**WHAT TO WORK ON**
Every record that follows should be printed verbatim.

[Data entries for graphics]
● ● ●
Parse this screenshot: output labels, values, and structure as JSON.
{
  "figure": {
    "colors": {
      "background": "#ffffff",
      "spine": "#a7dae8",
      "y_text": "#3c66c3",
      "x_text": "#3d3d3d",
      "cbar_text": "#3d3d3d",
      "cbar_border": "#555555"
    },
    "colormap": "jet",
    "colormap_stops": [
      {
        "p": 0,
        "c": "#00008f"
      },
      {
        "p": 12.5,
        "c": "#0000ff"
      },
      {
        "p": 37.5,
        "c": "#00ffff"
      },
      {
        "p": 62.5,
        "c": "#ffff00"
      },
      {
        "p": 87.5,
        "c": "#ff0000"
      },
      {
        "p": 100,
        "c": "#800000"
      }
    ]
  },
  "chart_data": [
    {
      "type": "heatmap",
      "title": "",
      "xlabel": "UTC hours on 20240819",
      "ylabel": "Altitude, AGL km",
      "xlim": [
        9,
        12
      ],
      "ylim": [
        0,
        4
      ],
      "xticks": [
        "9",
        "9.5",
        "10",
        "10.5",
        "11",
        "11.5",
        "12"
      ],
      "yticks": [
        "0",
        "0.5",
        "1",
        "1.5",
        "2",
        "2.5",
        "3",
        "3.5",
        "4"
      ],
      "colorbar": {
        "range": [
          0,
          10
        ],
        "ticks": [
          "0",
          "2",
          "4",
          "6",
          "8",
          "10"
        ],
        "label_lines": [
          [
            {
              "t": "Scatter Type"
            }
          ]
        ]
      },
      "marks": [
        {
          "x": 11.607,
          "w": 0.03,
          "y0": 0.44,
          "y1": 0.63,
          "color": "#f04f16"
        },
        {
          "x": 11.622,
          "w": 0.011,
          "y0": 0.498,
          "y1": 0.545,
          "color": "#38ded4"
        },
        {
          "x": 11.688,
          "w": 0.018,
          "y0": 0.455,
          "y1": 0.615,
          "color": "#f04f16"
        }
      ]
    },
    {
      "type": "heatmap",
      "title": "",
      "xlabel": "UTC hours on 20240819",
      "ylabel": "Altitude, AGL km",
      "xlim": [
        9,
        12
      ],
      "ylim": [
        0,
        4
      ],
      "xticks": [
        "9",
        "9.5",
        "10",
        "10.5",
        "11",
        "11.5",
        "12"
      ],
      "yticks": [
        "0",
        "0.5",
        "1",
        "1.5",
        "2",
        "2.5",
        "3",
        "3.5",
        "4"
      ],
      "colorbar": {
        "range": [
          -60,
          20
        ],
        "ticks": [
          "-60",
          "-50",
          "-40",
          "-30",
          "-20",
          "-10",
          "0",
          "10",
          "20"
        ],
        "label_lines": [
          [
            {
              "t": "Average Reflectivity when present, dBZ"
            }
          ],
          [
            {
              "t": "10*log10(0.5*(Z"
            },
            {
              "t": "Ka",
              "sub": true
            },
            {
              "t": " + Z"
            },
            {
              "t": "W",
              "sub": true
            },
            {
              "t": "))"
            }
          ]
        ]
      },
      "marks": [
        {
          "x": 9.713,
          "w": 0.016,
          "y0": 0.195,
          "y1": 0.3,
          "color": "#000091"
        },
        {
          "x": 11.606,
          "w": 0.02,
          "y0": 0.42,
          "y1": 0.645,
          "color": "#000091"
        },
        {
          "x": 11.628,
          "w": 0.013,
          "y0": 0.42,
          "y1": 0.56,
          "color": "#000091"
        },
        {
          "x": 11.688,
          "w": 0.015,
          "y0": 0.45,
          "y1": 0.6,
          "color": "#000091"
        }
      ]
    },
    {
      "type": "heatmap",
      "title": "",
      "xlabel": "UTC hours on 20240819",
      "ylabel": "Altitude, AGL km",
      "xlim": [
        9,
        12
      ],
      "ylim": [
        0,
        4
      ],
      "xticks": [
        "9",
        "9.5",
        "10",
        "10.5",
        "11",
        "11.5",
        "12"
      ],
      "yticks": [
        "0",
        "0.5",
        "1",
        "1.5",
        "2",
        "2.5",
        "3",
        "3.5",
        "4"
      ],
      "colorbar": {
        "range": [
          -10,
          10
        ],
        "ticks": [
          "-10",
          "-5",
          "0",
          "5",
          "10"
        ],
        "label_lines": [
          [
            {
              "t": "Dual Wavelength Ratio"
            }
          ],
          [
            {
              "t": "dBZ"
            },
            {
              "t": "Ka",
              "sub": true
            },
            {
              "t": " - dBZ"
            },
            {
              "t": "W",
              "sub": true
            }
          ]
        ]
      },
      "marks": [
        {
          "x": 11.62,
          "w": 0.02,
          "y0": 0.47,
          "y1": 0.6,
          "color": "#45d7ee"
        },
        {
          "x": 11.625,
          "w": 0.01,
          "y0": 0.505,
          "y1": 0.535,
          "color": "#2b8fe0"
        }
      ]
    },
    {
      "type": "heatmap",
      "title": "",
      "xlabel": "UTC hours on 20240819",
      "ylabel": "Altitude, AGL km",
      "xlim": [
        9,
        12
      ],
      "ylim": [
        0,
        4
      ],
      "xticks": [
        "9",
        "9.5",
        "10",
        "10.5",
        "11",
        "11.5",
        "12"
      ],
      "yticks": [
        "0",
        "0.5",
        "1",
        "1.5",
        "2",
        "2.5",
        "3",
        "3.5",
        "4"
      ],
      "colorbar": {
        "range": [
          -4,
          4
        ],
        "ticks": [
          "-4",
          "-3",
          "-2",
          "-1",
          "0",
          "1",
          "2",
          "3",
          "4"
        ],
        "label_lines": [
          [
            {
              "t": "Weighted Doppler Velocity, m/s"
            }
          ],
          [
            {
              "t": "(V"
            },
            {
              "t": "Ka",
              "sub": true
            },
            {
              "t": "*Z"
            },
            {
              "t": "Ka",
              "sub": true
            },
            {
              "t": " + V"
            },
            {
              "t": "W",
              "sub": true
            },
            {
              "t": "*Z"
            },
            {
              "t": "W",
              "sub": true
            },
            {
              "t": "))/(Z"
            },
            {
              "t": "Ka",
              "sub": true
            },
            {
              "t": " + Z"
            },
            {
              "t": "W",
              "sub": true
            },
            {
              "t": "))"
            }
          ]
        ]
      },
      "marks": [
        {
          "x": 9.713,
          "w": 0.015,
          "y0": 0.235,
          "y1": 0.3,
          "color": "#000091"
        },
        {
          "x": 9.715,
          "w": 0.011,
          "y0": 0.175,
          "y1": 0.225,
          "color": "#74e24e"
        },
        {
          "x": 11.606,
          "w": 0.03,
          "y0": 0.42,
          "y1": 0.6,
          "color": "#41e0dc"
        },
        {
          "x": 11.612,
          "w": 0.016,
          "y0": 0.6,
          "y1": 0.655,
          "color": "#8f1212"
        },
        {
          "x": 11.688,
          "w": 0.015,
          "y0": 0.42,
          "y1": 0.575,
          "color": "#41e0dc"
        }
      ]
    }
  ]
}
● ● ●
**SOLUTION TO THE EXERCISE**
Parse this screenshot: output labels, values, and structure as JSON.
{
  "figure": {
    "colors": {
      "background": "#ffffff",
      "spine": "#a7dae8",
      "y_text": "#3c66c3",
      "x_text": "#3d3d3d",
      "cbar_text": "#3d3d3d",
      "cbar_border": "#555555"
    },
    "colormap": "jet",
    "colormap_stops": [
      {
        "p": 0,
        "c": "#00008f"
      },
      {
        "p": 12.5,
        "c": "#0000ff"
      },
      {
        "p": 37.5,
        "c": "#00ffff"
      },
      {
        "p": 62.5,
        "c": "#ffff00"
      },
      {
        "p": 87.5,
        "c": "#ff0000"
      },
      {
        "p": 100,
        "c": "#800000"
      }
    ]
  },
  "chart_data": [
    {
      "type": "heatmap",
      "title": "",
      "xlabel": "UTC hours on 20240819",
      "ylabel": "Altitude, AGL km",
      "xlim": [
        9,
        12
      ],
      "ylim": [
        0,
        4
      ],
      "xticks": [
        "9",
        "9.5",
        "10",
        "10.5",
        "11",
        "11.5",
        "12"
      ],
      "yticks": [
        "0",
        "0.5",
        "1",
        "1.5",
        "2",
        "2.5",
        "3",
        "3.5",
        "4"
      ],
      "colorbar": {
        "range": [
          0,
          10
        ],
        "ticks": [
          "0",
          "2",
          "4",
          "6",
          "8",
          "10"
        ],
        "label_lines": [
          [
            {
              "t": "Scatter Type"
            }
          ]
        ]
      },
      "marks": [
        {
          "x": 11.607,
          "w": 0.03,
          "y0": 0.44,
          "y1": 0.63,
          "color": "#f04f16"
        },
        {
          "x": 11.622,
          "w": 0.011,
          "y0": 0.498,
          "y1": 0.545,
          "color": "#38ded4"
        },
        {
          "x": 11.688,
          "w": 0.018,
          "y0": 0.455,
          "y1": 0.615,
          "color": "#f04f16"
        }
      ]
    },
    {
      "type": "heatmap",
      "title": "",
      "xlabel": "UTC hours on 20240819",
      "ylabel": "Altitude, AGL km",
      "xlim": [
        9,
        12
      ],
      "ylim": [
        0,
        4
      ],
      "xticks": [
        "9",
        "9.5",
        "10",
        "10.5",
        "11",
        "11.5",
        "12"
      ],
      "yticks": [
        "0",
        "0.5",
        "1",
        "1.5",
        "2",
        "2.5",
        "3",
        "3.5",
        "4"
      ],
      "colorbar": {
        "range": [
          -60,
          20
        ],
        "ticks": [
          "-60",
          "-50",
          "-40",
          "-30",
          "-20",
          "-10",
          "0",
          "10",
          "20"
        ],
        "label_lines": [
          [
            {
              "t": "Average Reflectivity when present, dBZ"
            }
          ],
          [
            {
              "t": "10*log10(0.5*(Z"
            },
            {
              "t": "Ka",
              "sub": true
            },
            {
              "t": " + Z"
            },
            {
              "t": "W",
              "sub": true
            },
            {
              "t": "))"
            }
          ]
        ]
      },
      "marks": [
        {
          "x": 9.713,
          "w": 0.016,
          "y0": 0.195,
          "y1": 0.3,
          "color": "#000091"
        },
        {
          "x": 11.606,
          "w": 0.02,
          "y0": 0.42,
          "y1": 0.645,
          "color": "#000091"
        },
        {
          "x": 11.628,
          "w": 0.013,
          "y0": 0.42,
          "y1": 0.56,
          "color": "#000091"
        },
        {
          "x": 11.688,
          "w": 0.015,
          "y0": 0.45,
          "y1": 0.6,
          "color": "#000091"
        }
      ]
    },
    {
      "type": "heatmap",
      "title": "",
      "xlabel": "UTC hours on 20240819",
      "ylabel": "Altitude, AGL km",
      "xlim": [
        9,
        12
      ],
      "ylim": [
        0,
        4
      ],
      "xticks": [
        "9",
        "9.5",
        "10",
        "10.5",
        "11",
        "11.5",
        "12"
      ],
      "yticks": [
        "0",
        "0.5",
        "1",
        "1.5",
        "2",
        "2.5",
        "3",
        "3.5",
        "4"
      ],
      "colorbar": {
        "range": [
          -10,
          10
        ],
        "ticks": [
          "-10",
          "-5",
          "0",
          "5",
          "10"
        ],
        "label_lines": [
          [
            {
              "t": "Dual Wavelength Ratio"
            }
          ],
          [
            {
              "t": "dBZ"
            },
            {
              "t": "Ka",
              "sub": true
            },
            {
              "t": " - dBZ"
            },
            {
              "t": "W",
              "sub": true
            }
          ]
        ]
      },
      "marks": [
        {
          "x": 11.62,
          "w": 0.02,
          "y0": 0.47,
          "y1": 0.6,
          "color": "#45d7ee"
        },
        {
          "x": 11.625,
          "w": 0.01,
          "y0": 0.505,
          "y1": 0.535,
          "color": "#2b8fe0"
        }
      ]
    },
    {
      "type": "heatmap",
      "title": "",
      "xlabel": "UTC hours on 20240819",
      "ylabel": "Altitude, AGL km",
      "xlim": [
        9,
        12
      ],
      "ylim": [
        0,
        4
      ],
      "xticks": [
        "9",
        "9.5",
        "10",
        "10.5",
        "11",
        "11.5",
        "12"
      ],
      "yticks": [
        "0",
        "0.5",
        "1",
        "1.5",
        "2",
        "2.5",
        "3",
        "3.5",
        "4"
      ],
      "colorbar": {
        "range": [
          -4,
          4
        ],
        "ticks": [
          "-4",
          "-3",
          "-2",
          "-1",
          "0",
          "1",
          "2",
          "3",
          "4"
        ],
        "label_lines": [
          [
            {
              "t": "Weighted Doppler Velocity, m/s"
            }
          ],
          [
            {
              "t": "(V"
            },
            {
              "t": "Ka",
              "sub": true
            },
            {
              "t": "*Z"
            },
            {
              "t": "Ka",
              "sub": true
            },
            {
              "t": " + V"
            },
            {
              "t": "W",
              "sub": true
            },
            {
              "t": "*Z"
            },
            {
              "t": "W",
              "sub": true
            },
            {
              "t": "))/(Z"
            },
            {
              "t": "Ka",
              "sub": true
            },
            {
              "t": " + Z"
            },
            {
              "t": "W",
              "sub": true
            },
            {
              "t": "))"
            }
          ]
        ]
      },
      "marks": [
        {
          "x": 9.713,
          "w": 0.015,
          "y0": 0.235,
          "y1": 0.3,
          "color": "#000091"
        },
        {
          "x": 9.715,
          "w": 0.011,
          "y0": 0.175,
          "y1": 0.225,
          "color": "#74e24e"
        },
        {
          "x": 11.606,
          "w": 0.03,
          "y0": 0.42,
          "y1": 0.6,
          "color": "#41e0dc"
        },
        {
          "x": 11.612,
          "w": 0.016,
          "y0": 0.6,
          "y1": 0.655,
          "color": "#8f1212"
        },
        {
          "x": 11.688,
          "w": 0.015,
          "y0": 0.42,
          "y1": 0.575,
          "color": "#41e0dc"
        }
      ]
    }
  ]
}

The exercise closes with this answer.